(Data items)
- - -

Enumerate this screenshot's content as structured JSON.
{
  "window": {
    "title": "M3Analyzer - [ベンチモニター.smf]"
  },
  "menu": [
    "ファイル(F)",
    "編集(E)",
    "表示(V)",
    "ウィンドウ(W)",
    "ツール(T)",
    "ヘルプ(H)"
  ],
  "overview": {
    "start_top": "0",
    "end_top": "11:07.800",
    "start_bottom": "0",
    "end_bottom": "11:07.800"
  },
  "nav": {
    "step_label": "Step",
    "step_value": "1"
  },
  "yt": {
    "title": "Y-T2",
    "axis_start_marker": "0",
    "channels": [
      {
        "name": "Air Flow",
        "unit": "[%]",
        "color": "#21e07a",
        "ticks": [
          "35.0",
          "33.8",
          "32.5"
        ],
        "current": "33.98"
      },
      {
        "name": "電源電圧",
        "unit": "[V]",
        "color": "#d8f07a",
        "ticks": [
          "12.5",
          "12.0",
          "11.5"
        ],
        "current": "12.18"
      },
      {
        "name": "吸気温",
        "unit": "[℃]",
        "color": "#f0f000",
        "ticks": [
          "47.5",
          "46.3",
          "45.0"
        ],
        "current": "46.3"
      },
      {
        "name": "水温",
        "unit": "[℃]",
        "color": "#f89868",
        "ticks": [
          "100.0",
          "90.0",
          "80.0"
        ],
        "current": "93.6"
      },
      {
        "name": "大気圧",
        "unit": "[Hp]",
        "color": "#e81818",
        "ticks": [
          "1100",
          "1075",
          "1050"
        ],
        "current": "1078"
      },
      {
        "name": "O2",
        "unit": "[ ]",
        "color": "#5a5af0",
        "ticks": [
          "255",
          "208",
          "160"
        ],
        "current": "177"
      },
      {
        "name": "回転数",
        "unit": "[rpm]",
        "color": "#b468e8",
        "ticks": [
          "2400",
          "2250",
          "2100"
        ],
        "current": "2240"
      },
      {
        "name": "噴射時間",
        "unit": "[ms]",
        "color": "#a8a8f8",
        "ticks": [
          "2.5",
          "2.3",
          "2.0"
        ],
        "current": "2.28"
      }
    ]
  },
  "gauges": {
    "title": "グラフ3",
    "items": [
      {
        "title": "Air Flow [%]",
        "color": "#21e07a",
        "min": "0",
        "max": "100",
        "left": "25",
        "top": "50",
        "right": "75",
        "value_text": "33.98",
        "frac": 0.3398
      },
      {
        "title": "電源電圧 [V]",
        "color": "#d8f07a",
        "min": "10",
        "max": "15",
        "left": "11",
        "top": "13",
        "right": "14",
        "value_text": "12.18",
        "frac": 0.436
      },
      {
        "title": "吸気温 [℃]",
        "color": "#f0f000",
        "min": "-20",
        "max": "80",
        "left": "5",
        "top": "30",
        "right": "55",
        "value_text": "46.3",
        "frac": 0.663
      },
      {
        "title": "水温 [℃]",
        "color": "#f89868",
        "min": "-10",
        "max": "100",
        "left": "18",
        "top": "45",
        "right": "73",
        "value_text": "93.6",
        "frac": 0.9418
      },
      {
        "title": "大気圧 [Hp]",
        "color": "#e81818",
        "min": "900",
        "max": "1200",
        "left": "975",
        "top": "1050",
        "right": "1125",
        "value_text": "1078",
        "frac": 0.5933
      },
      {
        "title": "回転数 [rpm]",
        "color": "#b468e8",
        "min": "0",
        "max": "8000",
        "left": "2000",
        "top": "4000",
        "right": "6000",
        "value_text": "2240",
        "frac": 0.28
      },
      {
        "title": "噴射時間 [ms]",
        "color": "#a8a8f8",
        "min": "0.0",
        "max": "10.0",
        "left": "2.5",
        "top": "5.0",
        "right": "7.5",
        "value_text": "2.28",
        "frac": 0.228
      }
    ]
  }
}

- - -

### EXERCISE AIM
Transcribe all of the material exactly. Omit nothing.

### WRITTEN RESPONSE
Enumerate this screenshot's content as structured JSON.
{
  "window": {
    "title": "M3Analyzer - [ベンチモニター.smf]"
  },
  "menu": [
    "ファイル(F)",
    "編集(E)",
    "表示(V)",
    "ウィンドウ(W)",
    "ツール(T)",
    "ヘルプ(H)"
  ],
  "overview": {
    "start_top": "0",
    "end_top": "11:07.800",
    "start_bottom": "0",
    "end_bottom": "11:07.800"
  },
  "nav": {
    "step_label": "Step",
    "step_value": "1"
  },
  "yt": {
    "title": "Y-T2",
    "axis_start_marker": "0",
    "channels": [
      {
        "name": "Air Flow",
        "unit": "[%]",
        "color": "#21e07a",
        "ticks": [
          "35.0",
          "33.8",
          "32.5"
        ],
        "current": "33.98"
      },
      {
        "name": "電源電圧",
        "unit": "[V]",
        "color": "#d8f07a",
        "ticks": [
          "12.5",
          "12.0",
          "11.5"
        ],
        "current": "12.18"
      },
      {
        "name": "吸気温",
        "unit": "[℃]",
        "color": "#f0f000",
        "ticks": [
          "47.5",
          "46.3",
          "45.0"
        ],
        "current": "46.3"
      },
      {
        "name": "水温",
        "unit": "[℃]",
        "color": "#f89868",
        "ticks": [
          "100.0",
          "90.0",
          "80.0"
        ],
        "current": "93.6"
      },
      {
        "name": "大気圧",
        "unit": "[Hp]",
        "color": "#e81818",
        "ticks": [
          "1100",
          "1075",
          "1050"
        ],
        "current": "1078"
      },
      {
        "name": "O2",
        "unit": "[ ]",
        "color": "#5a5af0",
        "ticks": [
          "255",
          "208",
          "160"
        ],
        "current": "177"
      },
      {
        "name": "回転数",
        "unit": "[rpm]",
        "color": "#b468e8",
        "ticks": [
          "2400",
          "2250",
          "2100"
        ],
        "current": "2240"
      },
      {
        "name": "噴射時間",
        "unit": "[ms]",
        "color": "#a8a8f8",
        "ticks": [
          "2.5",
          "2.3",
          "2.0"
        ],
        "current": "2.28"
      }
    ]
  },
  "gauges": {
    "title": "グラフ3",
    "items": [
      {
        "title": "Air Flow [%]",
        "color": "#21e07a",
        "min": "0",
        "max": "100",
        "left": "25",
        "top": "50",
        "right": "75",
        "value_text": "33.98",
        "frac": 0.3398
      },
      {
        "title": "電源電圧 [V]",
        "color": "#d8f07a",
        "min": "10",
        "max": "15",
        "left": "11",
        "top": "13",
        "right": "14",
        "value_text": "12.18",
        "frac": 0.436
      },
      {
        "title": "吸気温 [℃]",
        "color": "#f0f000",
        "min": "-20",
        "max": "80",
        "left": "5",
        "top": "30",
        "right": "55",
        "value_text": "46.3",
        "frac": 0.663
      },
      {
        "title": "水温 [℃]",
        "color": "#f89868",
        "min": "-10",
        "max": "100",
        "left": "18",
        "top": "45",
        "right": "73",
        "value_text": "93.6",
        "frac": 0.9418
      },
      {
        "title": "大気圧 [Hp]",
        "color": "#e81818",
        "min": "900",
        "max": "1200",
        "left": "975",
        "top": "1050",
        "right": "1125",
        "value_text": "1078",
        "frac": 0.5933
      },
      {
        "title": "回転数 [rpm]",
        "color": "#b468e8",
        "min": "0",
        "max": "8000",
        "left": "2000",
        "top": "4000",
        "right": "6000",
        "value_text": "2240",
        "frac": 0.28
      },
      {
        "title": "噴射時間 [ms]",
        "color": "#a8a8f8",
        "min": "0.0",
        "max": "10.0",
        "left": "2.5",
        "top": "5.0",
        "right": "7.5",
        "value_text": "2.28",
        "frac": 0.228
      }
    ]
  }
}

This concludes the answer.